** begin **

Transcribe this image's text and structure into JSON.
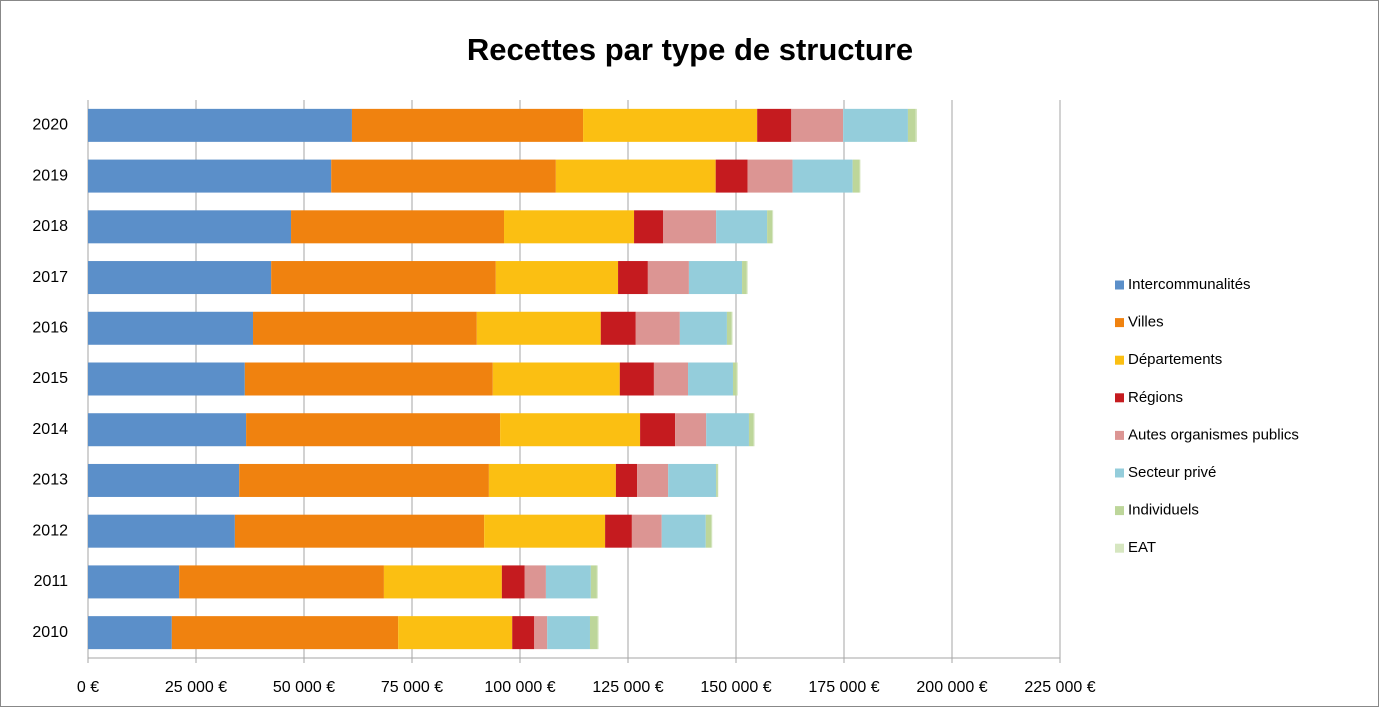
{
  "chart_data": {
    "type": "stacked-barh",
    "title": "Recettes par type de structure",
    "categories": [
      "2020",
      "2019",
      "2018",
      "2017",
      "2016",
      "2015",
      "2014",
      "2013",
      "2012",
      "2011",
      "2010"
    ],
    "series": [
      {
        "name": "Intercommunalités",
        "color": "#5b8fc9",
        "values": [
          61100,
          56300,
          47000,
          42400,
          38200,
          36300,
          36600,
          35000,
          34000,
          21100,
          19400
        ]
      },
      {
        "name": "Villes",
        "color": "#f0820f",
        "values": [
          53500,
          52000,
          49300,
          52000,
          51800,
          57400,
          58800,
          57800,
          57700,
          47400,
          52400
        ]
      },
      {
        "name": "Départements",
        "color": "#fbbf12",
        "values": [
          40300,
          37000,
          30100,
          28300,
          28700,
          29400,
          32400,
          29400,
          28000,
          27300,
          26400
        ]
      },
      {
        "name": "Régions",
        "color": "#c51b1f",
        "values": [
          7900,
          7400,
          6700,
          6900,
          8100,
          7900,
          8100,
          4900,
          6200,
          5300,
          5100
        ]
      },
      {
        "name": "Autes organismes publics",
        "color": "#dc9593",
        "values": [
          12000,
          10400,
          12300,
          9500,
          10200,
          7900,
          7200,
          7200,
          6900,
          4900,
          3000
        ]
      },
      {
        "name": "Secteur privé",
        "color": "#94cddb",
        "values": [
          15000,
          13900,
          11800,
          12300,
          10900,
          10400,
          9900,
          11100,
          10200,
          10400,
          9900
        ]
      },
      {
        "name": "Individuels",
        "color": "#bdd69a",
        "values": [
          1800,
          1600,
          1200,
          1100,
          1100,
          900,
          1100,
          400,
          1300,
          1400,
          1800
        ]
      },
      {
        "name": "EAT",
        "color": "#d6e6c0",
        "values": [
          300,
          200,
          200,
          200,
          200,
          200,
          200,
          100,
          200,
          200,
          200
        ]
      }
    ],
    "xlim": [
      0,
      225000
    ],
    "xticks": [
      {
        "value": 0,
        "label": "0 €"
      },
      {
        "value": 25000,
        "label": "25 000 €"
      },
      {
        "value": 50000,
        "label": "50 000 €"
      },
      {
        "value": 75000,
        "label": "75 000 €"
      },
      {
        "value": 100000,
        "label": "100 000 €"
      },
      {
        "value": 125000,
        "label": "125 000 €"
      },
      {
        "value": 150000,
        "label": "150 000 €"
      },
      {
        "value": 175000,
        "label": "175 000 €"
      },
      {
        "value": 200000,
        "label": "200 000 €"
      },
      {
        "value": 225000,
        "label": "225 000 €"
      }
    ],
    "grid": true,
    "legend": "right"
  }
}
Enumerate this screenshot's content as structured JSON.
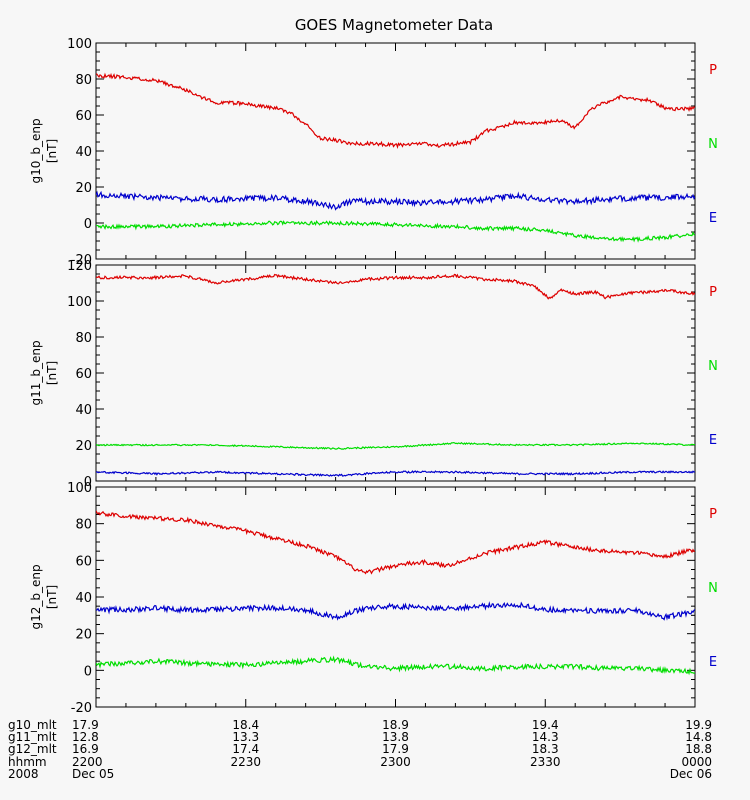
{
  "chart_data": {
    "type": "line",
    "title": "GOES Magnetometer Data",
    "xlim": [
      0,
      120
    ],
    "footer": {
      "columns": [
        {
          "label": "g10_mlt",
          "values": [
            "17.9",
            "18.4",
            "18.9",
            "19.4",
            "19.9"
          ]
        },
        {
          "label": "g11_mlt",
          "values": [
            "12.8",
            "13.3",
            "13.8",
            "14.3",
            "14.8"
          ]
        },
        {
          "label": "g12_mlt",
          "values": [
            "16.9",
            "17.4",
            "17.9",
            "18.3",
            "18.8"
          ]
        },
        {
          "label": "hhmm",
          "values": [
            "2200",
            "2230",
            "2300",
            "2330",
            "0000"
          ]
        },
        {
          "label": "2008",
          "values": [
            "Dec 05",
            "",
            "",
            "",
            "Dec 06"
          ]
        }
      ],
      "tick_minutes": [
        0,
        30,
        60,
        90,
        120
      ]
    },
    "panels": [
      {
        "ylabel": "g10_b_enp",
        "unit": "[nT]",
        "ylim": [
          -20,
          100
        ],
        "yticks": [
          "-20",
          "0",
          "20",
          "40",
          "60",
          "80",
          "100"
        ],
        "legend": [
          {
            "name": "P",
            "color": "#dd0000"
          },
          {
            "name": "N",
            "color": "#00dd00"
          },
          {
            "name": "E",
            "color": "#0000cc"
          }
        ],
        "series": [
          {
            "name": "P",
            "color": "#dd0000",
            "x": [
              0,
              6,
              12,
              18,
              21,
              24,
              27,
              30,
              33,
              36,
              39,
              42,
              45,
              48,
              51,
              54,
              57,
              60,
              63,
              66,
              69,
              72,
              75,
              78,
              81,
              84,
              87,
              90,
              93,
              96,
              99,
              102,
              105,
              108,
              111,
              114,
              117,
              120
            ],
            "y": [
              82,
              81,
              79,
              74,
              70,
              67,
              67,
              66,
              65,
              64,
              61,
              55,
              47,
              46,
              44,
              44,
              44,
              43,
              44,
              44,
              43,
              44,
              45,
              51,
              53,
              56,
              55,
              56,
              57,
              53,
              63,
              67,
              70,
              69,
              68,
              64,
              63,
              64
            ],
            "noise": 1.0,
            "seed": 11
          },
          {
            "name": "E",
            "color": "#0000cc",
            "x": [
              0,
              12,
              24,
              36,
              45,
              48,
              51,
              60,
              66,
              72,
              78,
              84,
              90,
              96,
              102,
              108,
              114,
              120
            ],
            "y": [
              16,
              14,
              13,
              14,
              11,
              9,
              12,
              12,
              11,
              12,
              13,
              15,
              13,
              12,
              13,
              14,
              14,
              15
            ],
            "noise": 1.6,
            "seed": 12
          },
          {
            "name": "N",
            "color": "#00dd00",
            "x": [
              0,
              12,
              24,
              36,
              48,
              60,
              72,
              78,
              84,
              90,
              96,
              102,
              108,
              114,
              120
            ],
            "y": [
              -2,
              -2,
              -1,
              0,
              0,
              -1,
              -2,
              -3,
              -3,
              -4,
              -7,
              -9,
              -9,
              -8,
              -6
            ],
            "noise": 1.0,
            "seed": 13
          }
        ]
      },
      {
        "ylabel": "g11_b_enp",
        "unit": "[nT]",
        "ylim": [
          0,
          120
        ],
        "yticks": [
          "0",
          "20",
          "40",
          "60",
          "80",
          "100",
          "120"
        ],
        "legend": [
          {
            "name": "P",
            "color": "#dd0000"
          },
          {
            "name": "N",
            "color": "#00dd00"
          },
          {
            "name": "E",
            "color": "#0000cc"
          }
        ],
        "series": [
          {
            "name": "P",
            "color": "#dd0000",
            "x": [
              0,
              12,
              18,
              24,
              30,
              36,
              42,
              48,
              54,
              60,
              66,
              72,
              78,
              84,
              88,
              90,
              91,
              93,
              96,
              100,
              102,
              106,
              110,
              114,
              120
            ],
            "y": [
              113,
              113,
              114,
              110,
              112,
              114,
              112,
              110,
              112,
              113,
              113,
              114,
              112,
              111,
              108,
              103,
              101,
              106,
              104,
              105,
              102,
              104,
              105,
              106,
              104
            ],
            "noise": 0.8,
            "seed": 21
          },
          {
            "name": "N",
            "color": "#00dd00",
            "x": [
              0,
              12,
              24,
              36,
              48,
              60,
              72,
              84,
              96,
              108,
              120
            ],
            "y": [
              20,
              20,
              20,
              19,
              18,
              19,
              21,
              20,
              20,
              21,
              20
            ],
            "noise": 0.4,
            "seed": 22
          },
          {
            "name": "E",
            "color": "#0000cc",
            "x": [
              0,
              12,
              24,
              36,
              48,
              60,
              72,
              84,
              96,
              108,
              120
            ],
            "y": [
              5,
              4,
              5,
              4,
              3,
              5,
              5,
              4,
              4,
              5,
              5
            ],
            "noise": 0.5,
            "seed": 23
          }
        ]
      },
      {
        "ylabel": "g12_b_enp",
        "unit": "[nT]",
        "ylim": [
          -20,
          100
        ],
        "yticks": [
          "-20",
          "0",
          "20",
          "40",
          "60",
          "80",
          "100"
        ],
        "legend": [
          {
            "name": "P",
            "color": "#dd0000"
          },
          {
            "name": "N",
            "color": "#00dd00"
          },
          {
            "name": "E",
            "color": "#0000cc"
          }
        ],
        "series": [
          {
            "name": "P",
            "color": "#dd0000",
            "x": [
              0,
              6,
              12,
              18,
              24,
              30,
              36,
              42,
              48,
              52,
              54,
              58,
              62,
              66,
              70,
              74,
              78,
              84,
              90,
              96,
              102,
              108,
              114,
              120
            ],
            "y": [
              86,
              84,
              83,
              82,
              79,
              76,
              72,
              68,
              62,
              55,
              53,
              56,
              58,
              59,
              57,
              60,
              64,
              67,
              70,
              67,
              65,
              64,
              62,
              66
            ],
            "noise": 1.1,
            "seed": 31
          },
          {
            "name": "E",
            "color": "#0000cc",
            "x": [
              0,
              6,
              12,
              18,
              24,
              30,
              36,
              42,
              48,
              54,
              60,
              66,
              72,
              78,
              84,
              90,
              96,
              102,
              108,
              114,
              120
            ],
            "y": [
              33,
              33,
              34,
              33,
              33,
              34,
              34,
              33,
              29,
              34,
              35,
              34,
              34,
              35,
              36,
              33,
              33,
              32,
              33,
              29,
              32
            ],
            "noise": 1.4,
            "seed": 32
          },
          {
            "name": "N",
            "color": "#00dd00",
            "x": [
              0,
              6,
              12,
              18,
              24,
              30,
              36,
              42,
              48,
              54,
              60,
              66,
              72,
              78,
              84,
              90,
              96,
              102,
              108,
              114,
              120
            ],
            "y": [
              3,
              4,
              5,
              4,
              3,
              3,
              4,
              5,
              6,
              2,
              1,
              2,
              2,
              1,
              2,
              2,
              2,
              1,
              1,
              0,
              -1
            ],
            "noise": 1.3,
            "seed": 33
          }
        ]
      }
    ]
  }
}
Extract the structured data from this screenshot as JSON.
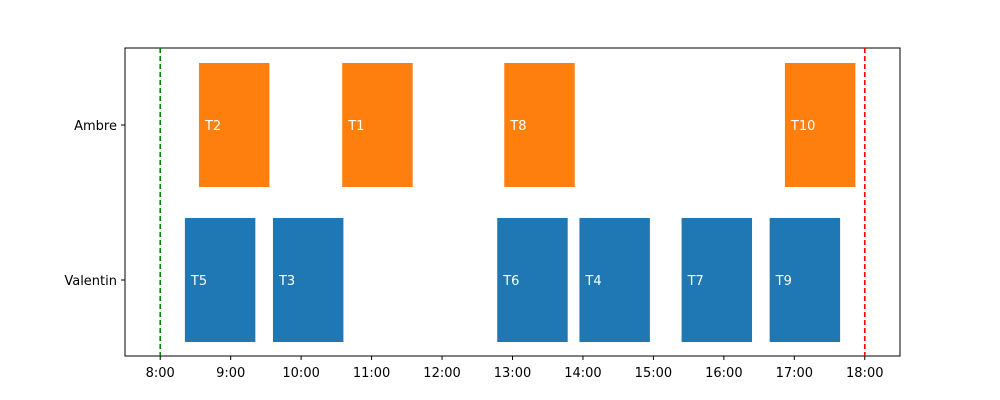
{
  "chart_data": {
    "type": "gantt",
    "x_axis": {
      "ticks": [
        "8:00",
        "9:00",
        "10:00",
        "11:00",
        "12:00",
        "13:00",
        "14:00",
        "15:00",
        "16:00",
        "17:00",
        "18:00"
      ],
      "range": [
        "7:30",
        "18:30"
      ]
    },
    "rows": [
      "Ambre",
      "Valentin"
    ],
    "reference_lines": [
      {
        "time": "8:00",
        "color": "#008000",
        "style": "dashed"
      },
      {
        "time": "18:00",
        "color": "#ff0000",
        "style": "dashed"
      }
    ],
    "series": [
      {
        "row": "Ambre",
        "color": "#ff7f0e",
        "tasks": [
          {
            "label": "T2",
            "start": "8:33",
            "end": "9:33"
          },
          {
            "label": "T1",
            "start": "10:35",
            "end": "11:35"
          },
          {
            "label": "T8",
            "start": "12:53",
            "end": "13:53"
          },
          {
            "label": "T10",
            "start": "16:52",
            "end": "17:52"
          }
        ]
      },
      {
        "row": "Valentin",
        "color": "#1f77b4",
        "tasks": [
          {
            "label": "T5",
            "start": "8:21",
            "end": "9:21"
          },
          {
            "label": "T3",
            "start": "9:36",
            "end": "10:36"
          },
          {
            "label": "T6",
            "start": "12:47",
            "end": "13:47"
          },
          {
            "label": "T4",
            "start": "13:57",
            "end": "14:57"
          },
          {
            "label": "T7",
            "start": "15:24",
            "end": "16:24"
          },
          {
            "label": "T9",
            "start": "16:39",
            "end": "17:39"
          }
        ]
      }
    ],
    "grid": false,
    "legend": "none"
  }
}
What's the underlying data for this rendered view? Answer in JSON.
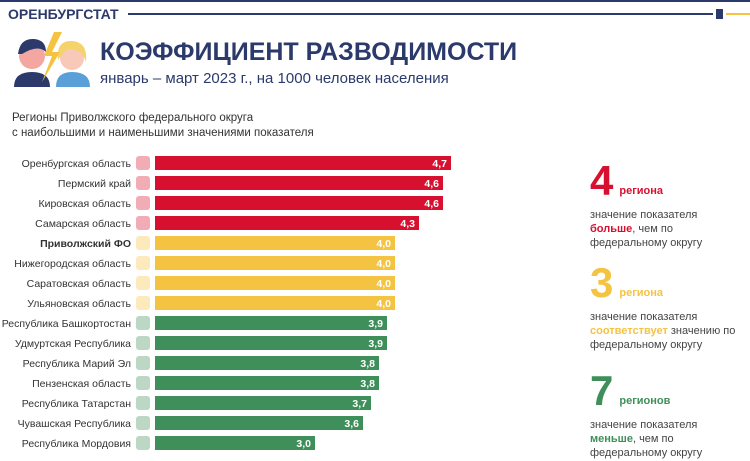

** end **

• [Short problem]
From the data above, copy each line where the string "this" appears.

• [Solution to the exercise]
Transcribe this image's text and structure into JSON.
Enumerate this screenshot's content as structured JSON.
Extract the structured data from this screenshot as JSON.
What's the underlying data for this rendered view? Answer in JSON.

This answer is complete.